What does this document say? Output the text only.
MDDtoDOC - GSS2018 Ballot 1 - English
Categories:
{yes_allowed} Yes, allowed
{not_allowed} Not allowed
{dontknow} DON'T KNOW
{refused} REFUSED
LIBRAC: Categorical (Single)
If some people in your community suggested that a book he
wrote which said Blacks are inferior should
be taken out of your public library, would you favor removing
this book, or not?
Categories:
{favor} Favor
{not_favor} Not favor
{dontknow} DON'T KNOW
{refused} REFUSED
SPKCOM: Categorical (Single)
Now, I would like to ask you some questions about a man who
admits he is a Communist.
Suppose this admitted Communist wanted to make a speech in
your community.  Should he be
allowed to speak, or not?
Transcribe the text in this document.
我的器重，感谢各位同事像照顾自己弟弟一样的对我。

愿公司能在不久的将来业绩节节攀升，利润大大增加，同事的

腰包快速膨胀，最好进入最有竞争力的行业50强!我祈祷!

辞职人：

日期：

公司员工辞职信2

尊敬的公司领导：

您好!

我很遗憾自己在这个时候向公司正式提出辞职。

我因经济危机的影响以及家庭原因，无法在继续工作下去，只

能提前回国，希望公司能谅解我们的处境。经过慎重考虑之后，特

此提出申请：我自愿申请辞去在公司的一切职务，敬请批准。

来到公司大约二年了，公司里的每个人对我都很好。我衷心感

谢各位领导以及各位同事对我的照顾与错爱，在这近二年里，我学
※ ※ ※
> [TASK REQUIREMENTS]: Everything from the line containing "Transcribe the text in this document." through the last line of the records must be given again exactly; leave out all other lines.

> [REPLY]:
Transcribe the text in this document.
我的器重，感谢各位同事像照顾自己弟弟一样的对我。

愿公司能在不久的将来业绩节节攀升，利润大大增加，同事的

腰包快速膨胀，最好进入最有竞争力的行业50强!我祈祷!

辞职人：

日期：

公司员工辞职信2

尊敬的公司领导：

您好!

我很遗憾自己在这个时候向公司正式提出辞职。

我因经济危机的影响以及家庭原因，无法在继续工作下去，只

能提前回国，希望公司能谅解我们的处境。经过慎重考虑之后，特

此提出申请：我自愿申请辞去在公司的一切职务，敬请批准。

来到公司大约二年了，公司里的每个人对我都很好。我衷心感

谢各位领导以及各位同事对我的照顾与错爱，在这近二年里，我学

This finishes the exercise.